THE PROBLEM - Look for "Including" in each line of the entries, and return the matching lines.

(Dataset items)
— start —
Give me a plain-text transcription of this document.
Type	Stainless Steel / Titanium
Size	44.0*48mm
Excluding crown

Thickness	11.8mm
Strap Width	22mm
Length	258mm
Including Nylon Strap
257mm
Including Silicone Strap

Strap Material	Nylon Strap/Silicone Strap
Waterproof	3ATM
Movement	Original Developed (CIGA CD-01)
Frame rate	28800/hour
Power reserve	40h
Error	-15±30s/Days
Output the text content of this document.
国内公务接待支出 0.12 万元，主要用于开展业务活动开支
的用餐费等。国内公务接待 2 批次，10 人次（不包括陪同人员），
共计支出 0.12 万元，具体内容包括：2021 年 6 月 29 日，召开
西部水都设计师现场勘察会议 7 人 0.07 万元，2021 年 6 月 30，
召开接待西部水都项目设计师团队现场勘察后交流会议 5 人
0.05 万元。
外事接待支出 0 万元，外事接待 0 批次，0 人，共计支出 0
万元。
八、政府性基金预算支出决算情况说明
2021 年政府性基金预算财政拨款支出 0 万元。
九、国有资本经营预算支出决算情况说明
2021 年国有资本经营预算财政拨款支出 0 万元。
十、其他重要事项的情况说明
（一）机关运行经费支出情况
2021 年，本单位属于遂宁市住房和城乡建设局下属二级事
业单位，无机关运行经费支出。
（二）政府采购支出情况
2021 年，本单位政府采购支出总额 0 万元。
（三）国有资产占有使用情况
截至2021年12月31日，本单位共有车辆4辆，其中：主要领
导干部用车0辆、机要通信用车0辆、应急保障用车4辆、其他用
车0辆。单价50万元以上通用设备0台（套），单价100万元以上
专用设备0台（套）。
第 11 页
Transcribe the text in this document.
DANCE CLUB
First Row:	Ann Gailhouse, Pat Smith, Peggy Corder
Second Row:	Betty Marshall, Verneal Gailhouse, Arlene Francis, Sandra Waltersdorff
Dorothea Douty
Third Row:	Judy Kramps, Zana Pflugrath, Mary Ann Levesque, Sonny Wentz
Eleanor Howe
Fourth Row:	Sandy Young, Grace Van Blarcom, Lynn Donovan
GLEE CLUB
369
— end —
SOLUTION TO THE EXERCISE -
Including Nylon Strap
Including Silicone Strap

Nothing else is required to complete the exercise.